Records shown:
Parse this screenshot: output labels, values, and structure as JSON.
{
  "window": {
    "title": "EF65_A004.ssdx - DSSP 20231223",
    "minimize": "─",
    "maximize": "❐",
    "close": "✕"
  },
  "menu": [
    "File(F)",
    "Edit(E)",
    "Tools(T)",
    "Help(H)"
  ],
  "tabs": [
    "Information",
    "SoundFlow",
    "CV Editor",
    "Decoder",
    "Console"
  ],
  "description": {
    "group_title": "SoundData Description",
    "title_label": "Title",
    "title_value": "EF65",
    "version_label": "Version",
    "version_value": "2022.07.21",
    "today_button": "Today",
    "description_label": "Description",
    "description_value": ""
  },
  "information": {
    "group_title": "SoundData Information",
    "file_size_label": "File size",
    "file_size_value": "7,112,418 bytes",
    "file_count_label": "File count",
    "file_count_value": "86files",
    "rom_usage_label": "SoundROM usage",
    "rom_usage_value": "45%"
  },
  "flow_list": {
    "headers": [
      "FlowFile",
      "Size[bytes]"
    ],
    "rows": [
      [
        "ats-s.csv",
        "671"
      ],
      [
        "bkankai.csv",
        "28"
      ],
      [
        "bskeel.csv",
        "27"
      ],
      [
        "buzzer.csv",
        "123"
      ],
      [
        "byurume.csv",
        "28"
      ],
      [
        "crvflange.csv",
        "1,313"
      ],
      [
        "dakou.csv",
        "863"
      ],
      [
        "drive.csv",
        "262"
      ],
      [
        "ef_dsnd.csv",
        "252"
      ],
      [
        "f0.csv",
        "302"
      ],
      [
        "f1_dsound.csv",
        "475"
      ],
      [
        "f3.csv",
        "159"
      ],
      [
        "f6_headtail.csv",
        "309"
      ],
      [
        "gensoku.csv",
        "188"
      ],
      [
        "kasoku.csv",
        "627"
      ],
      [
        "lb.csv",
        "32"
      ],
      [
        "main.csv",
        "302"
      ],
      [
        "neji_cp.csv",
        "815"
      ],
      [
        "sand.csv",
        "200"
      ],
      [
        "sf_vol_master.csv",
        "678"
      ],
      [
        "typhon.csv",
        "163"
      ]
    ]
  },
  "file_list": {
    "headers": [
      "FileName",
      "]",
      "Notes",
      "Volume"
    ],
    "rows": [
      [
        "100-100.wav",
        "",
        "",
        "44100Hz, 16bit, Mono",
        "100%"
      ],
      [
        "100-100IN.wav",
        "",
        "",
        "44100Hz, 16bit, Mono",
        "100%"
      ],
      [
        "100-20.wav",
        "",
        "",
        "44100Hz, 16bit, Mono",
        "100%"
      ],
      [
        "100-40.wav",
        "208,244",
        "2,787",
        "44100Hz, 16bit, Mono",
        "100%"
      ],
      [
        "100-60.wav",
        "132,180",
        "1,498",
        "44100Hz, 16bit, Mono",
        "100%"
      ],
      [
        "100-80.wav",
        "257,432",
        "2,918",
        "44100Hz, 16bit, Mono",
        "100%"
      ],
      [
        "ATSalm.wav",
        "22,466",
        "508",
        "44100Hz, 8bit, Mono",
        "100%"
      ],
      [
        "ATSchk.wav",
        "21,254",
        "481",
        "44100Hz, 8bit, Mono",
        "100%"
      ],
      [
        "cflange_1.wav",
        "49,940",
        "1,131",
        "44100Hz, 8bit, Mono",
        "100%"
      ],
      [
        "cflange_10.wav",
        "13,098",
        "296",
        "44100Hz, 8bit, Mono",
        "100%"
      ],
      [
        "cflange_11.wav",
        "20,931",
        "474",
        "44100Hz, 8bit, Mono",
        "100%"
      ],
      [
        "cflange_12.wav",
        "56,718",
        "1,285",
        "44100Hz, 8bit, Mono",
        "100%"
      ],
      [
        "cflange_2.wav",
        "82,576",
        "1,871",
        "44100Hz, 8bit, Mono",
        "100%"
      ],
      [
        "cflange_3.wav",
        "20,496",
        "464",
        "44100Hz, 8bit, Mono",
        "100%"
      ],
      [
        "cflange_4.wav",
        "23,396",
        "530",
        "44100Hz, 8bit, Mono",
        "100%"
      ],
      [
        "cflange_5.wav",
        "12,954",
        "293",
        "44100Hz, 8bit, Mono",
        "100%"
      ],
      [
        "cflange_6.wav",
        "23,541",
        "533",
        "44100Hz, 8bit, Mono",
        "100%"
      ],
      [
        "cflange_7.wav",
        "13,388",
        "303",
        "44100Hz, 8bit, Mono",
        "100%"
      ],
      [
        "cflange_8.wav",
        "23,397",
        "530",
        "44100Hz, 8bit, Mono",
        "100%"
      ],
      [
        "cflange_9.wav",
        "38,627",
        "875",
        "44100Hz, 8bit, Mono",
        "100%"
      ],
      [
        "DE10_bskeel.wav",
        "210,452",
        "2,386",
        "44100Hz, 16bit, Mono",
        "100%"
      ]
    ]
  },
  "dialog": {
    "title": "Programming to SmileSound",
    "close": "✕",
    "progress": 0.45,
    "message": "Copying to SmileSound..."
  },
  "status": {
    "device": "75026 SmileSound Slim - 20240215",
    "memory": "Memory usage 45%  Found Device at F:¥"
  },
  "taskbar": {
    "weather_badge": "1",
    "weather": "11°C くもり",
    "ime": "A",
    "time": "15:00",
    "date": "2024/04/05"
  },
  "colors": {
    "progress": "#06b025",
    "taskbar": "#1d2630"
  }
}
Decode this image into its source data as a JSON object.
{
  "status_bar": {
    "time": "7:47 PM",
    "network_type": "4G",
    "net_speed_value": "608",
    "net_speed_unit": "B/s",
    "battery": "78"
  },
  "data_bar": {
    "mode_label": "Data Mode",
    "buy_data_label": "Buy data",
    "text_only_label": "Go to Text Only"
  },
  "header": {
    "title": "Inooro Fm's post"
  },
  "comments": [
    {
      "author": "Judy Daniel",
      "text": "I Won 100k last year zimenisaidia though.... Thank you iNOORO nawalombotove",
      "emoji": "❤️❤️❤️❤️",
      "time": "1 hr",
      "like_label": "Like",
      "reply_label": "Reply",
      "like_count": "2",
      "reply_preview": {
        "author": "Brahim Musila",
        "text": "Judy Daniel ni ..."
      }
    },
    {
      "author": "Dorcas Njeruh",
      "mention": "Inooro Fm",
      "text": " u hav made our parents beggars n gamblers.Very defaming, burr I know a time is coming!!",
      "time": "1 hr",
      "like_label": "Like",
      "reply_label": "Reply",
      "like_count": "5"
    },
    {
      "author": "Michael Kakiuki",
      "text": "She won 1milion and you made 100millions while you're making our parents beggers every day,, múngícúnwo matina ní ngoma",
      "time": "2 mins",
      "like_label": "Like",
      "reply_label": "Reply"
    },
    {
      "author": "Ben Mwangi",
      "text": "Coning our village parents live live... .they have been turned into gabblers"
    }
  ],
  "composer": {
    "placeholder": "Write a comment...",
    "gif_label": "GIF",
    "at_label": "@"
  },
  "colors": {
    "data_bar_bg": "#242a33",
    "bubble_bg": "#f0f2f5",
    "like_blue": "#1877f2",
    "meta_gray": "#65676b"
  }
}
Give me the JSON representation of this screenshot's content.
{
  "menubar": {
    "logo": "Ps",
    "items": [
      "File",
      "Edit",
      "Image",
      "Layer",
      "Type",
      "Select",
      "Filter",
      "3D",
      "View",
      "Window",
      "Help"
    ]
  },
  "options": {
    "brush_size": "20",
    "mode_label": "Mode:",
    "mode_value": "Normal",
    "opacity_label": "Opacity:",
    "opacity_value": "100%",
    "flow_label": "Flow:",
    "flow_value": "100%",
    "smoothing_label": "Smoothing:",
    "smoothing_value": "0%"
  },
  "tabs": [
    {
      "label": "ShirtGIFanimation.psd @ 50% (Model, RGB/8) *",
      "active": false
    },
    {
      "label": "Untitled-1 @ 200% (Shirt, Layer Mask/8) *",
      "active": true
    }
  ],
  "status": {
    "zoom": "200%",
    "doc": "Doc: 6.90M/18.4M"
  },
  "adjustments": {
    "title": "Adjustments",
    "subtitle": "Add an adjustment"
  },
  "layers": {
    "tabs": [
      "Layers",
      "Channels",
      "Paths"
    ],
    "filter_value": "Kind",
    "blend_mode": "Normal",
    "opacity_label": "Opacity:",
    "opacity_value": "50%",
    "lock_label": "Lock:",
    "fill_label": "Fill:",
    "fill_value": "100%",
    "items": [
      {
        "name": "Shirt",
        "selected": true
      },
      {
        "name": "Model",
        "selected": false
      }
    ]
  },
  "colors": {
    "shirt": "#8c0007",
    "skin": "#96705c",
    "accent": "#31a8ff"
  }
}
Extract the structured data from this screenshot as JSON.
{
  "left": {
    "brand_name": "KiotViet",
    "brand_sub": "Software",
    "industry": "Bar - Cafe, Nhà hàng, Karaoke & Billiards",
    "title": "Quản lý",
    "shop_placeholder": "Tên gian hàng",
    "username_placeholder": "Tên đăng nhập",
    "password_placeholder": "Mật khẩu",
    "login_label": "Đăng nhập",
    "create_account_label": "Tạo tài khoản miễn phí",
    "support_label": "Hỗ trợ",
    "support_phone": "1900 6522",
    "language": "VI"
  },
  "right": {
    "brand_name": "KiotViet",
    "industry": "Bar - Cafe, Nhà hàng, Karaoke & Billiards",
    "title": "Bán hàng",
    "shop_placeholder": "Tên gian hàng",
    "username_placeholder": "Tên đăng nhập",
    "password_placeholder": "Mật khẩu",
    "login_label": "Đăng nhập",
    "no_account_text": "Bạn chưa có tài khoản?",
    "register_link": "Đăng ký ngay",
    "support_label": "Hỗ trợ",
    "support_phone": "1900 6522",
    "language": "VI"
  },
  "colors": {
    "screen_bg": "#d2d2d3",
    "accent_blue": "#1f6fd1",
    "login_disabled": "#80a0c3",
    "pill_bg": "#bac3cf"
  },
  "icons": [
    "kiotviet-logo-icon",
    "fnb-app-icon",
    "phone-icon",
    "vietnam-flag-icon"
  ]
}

Written instruction: Using the records above, find and show each line with the string "author".

Response for this exercise:
      "author": "Judy Daniel",
        "author": "Brahim Musila",
      "author": "Dorcas Njeruh",
      "author": "Michael Kakiuki",
      "author": "Ben Mwangi",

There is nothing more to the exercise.